Stored records:
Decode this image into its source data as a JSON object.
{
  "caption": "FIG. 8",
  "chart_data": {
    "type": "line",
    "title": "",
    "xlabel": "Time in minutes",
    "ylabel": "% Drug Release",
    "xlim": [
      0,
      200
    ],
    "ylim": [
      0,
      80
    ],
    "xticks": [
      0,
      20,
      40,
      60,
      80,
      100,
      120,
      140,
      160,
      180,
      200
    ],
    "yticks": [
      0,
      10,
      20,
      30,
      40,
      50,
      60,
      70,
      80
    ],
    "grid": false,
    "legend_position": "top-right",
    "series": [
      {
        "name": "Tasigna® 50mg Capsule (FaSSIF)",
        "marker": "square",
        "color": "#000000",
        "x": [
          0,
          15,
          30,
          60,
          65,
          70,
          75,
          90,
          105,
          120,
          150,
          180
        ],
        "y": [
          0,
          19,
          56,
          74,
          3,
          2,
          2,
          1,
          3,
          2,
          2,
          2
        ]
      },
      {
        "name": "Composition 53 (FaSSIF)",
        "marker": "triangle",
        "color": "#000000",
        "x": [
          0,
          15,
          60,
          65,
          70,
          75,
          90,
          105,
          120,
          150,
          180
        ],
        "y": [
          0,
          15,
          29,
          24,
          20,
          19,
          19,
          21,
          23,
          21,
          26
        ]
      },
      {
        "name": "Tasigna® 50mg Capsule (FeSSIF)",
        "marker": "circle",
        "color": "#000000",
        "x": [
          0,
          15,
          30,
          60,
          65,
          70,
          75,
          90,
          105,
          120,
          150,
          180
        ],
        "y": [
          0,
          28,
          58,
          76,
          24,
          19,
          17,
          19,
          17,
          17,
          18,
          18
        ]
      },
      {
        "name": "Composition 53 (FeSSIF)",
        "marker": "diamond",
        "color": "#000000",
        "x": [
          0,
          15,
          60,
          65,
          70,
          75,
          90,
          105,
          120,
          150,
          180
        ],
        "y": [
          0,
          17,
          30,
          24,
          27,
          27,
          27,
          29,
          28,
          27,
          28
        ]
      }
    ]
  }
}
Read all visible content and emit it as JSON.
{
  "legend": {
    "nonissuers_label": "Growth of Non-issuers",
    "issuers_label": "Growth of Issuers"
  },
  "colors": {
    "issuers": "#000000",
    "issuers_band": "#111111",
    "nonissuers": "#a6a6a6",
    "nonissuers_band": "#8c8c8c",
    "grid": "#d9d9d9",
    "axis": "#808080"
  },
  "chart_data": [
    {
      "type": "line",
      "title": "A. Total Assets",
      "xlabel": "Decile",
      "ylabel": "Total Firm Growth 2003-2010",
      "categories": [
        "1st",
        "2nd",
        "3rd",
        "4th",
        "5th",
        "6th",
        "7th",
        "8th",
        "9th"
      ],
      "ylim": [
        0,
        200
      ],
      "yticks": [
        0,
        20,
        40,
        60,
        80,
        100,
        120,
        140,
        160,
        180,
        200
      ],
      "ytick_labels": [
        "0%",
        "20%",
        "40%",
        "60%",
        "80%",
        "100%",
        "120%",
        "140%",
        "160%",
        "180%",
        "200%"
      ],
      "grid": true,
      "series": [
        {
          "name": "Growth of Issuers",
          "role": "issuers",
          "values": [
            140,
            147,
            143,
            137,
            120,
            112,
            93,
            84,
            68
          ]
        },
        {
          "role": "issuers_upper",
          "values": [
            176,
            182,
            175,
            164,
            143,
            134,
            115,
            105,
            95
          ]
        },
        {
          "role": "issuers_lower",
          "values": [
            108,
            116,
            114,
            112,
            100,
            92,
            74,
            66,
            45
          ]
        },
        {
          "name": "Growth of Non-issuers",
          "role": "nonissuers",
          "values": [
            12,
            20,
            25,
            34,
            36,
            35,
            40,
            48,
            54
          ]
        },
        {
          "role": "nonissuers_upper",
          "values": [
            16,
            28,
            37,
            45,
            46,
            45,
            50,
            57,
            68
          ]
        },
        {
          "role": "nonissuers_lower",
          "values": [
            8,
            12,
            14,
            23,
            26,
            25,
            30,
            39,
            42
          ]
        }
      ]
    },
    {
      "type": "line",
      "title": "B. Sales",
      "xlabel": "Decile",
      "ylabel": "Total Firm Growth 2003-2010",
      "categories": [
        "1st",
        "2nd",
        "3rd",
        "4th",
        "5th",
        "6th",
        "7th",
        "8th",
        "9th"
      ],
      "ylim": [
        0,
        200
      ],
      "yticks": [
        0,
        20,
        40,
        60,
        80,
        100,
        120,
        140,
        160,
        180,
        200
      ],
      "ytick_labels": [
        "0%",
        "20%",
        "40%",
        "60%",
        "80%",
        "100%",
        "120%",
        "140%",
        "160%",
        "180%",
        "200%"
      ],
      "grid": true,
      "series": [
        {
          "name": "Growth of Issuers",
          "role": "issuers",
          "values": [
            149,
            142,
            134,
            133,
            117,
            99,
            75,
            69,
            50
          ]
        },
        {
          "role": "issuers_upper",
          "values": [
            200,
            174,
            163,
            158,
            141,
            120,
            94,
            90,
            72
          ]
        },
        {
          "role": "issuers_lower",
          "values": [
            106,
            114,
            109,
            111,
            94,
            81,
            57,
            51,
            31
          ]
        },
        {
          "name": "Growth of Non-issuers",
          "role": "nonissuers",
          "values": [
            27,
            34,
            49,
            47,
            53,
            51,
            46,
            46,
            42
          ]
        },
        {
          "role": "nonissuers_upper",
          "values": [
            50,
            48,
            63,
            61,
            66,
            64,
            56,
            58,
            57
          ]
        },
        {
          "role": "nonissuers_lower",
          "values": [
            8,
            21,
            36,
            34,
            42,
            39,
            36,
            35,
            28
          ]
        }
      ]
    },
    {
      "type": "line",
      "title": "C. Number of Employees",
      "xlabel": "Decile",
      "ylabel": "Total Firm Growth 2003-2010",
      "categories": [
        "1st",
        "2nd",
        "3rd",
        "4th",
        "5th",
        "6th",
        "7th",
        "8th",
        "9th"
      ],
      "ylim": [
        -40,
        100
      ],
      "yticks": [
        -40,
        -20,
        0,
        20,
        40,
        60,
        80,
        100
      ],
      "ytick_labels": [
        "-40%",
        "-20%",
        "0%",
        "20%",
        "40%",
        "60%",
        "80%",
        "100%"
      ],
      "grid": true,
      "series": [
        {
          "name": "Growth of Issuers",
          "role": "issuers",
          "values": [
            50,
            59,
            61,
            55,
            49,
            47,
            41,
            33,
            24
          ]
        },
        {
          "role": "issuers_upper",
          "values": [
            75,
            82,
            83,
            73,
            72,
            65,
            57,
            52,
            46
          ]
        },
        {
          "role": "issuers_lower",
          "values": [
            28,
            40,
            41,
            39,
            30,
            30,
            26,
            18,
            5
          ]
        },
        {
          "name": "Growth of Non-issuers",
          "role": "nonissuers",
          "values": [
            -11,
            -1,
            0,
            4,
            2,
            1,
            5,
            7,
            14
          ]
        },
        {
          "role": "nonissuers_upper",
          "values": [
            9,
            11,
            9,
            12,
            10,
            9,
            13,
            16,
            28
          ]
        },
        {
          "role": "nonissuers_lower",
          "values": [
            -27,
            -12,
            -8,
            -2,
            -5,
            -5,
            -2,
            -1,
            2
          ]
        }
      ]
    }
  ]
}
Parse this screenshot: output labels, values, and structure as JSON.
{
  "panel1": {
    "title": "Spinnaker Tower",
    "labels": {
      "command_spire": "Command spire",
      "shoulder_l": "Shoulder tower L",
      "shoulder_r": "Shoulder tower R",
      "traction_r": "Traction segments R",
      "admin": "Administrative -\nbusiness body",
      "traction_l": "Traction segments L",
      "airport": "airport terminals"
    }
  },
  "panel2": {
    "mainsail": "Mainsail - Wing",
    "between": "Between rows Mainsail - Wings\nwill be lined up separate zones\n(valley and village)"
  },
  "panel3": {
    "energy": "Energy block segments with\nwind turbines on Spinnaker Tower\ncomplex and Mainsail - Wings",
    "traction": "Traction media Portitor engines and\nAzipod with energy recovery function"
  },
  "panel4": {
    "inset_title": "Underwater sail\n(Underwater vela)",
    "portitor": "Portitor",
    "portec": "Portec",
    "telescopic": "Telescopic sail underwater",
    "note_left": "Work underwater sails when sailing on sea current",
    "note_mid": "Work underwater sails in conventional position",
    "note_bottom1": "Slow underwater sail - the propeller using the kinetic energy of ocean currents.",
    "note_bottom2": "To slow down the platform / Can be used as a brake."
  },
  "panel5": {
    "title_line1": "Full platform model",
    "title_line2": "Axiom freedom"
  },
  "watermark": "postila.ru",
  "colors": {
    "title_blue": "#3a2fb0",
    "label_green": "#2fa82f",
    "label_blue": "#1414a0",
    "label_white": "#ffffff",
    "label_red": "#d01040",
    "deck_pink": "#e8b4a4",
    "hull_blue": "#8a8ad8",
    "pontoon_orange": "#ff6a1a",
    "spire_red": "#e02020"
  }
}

**Task objective:** Scan the material above. Copy each line that holds the word "Mainsail".

**Answer in full:**
    "mainsail": "Mainsail - Wing",
    "between": "Between rows Mainsail - Wings\nwill be lined up separate zones\n(valley and village)"
    "energy": "Energy block segments with\nwind turbines on Spinnaker Tower\ncomplex and Mainsail - Wings",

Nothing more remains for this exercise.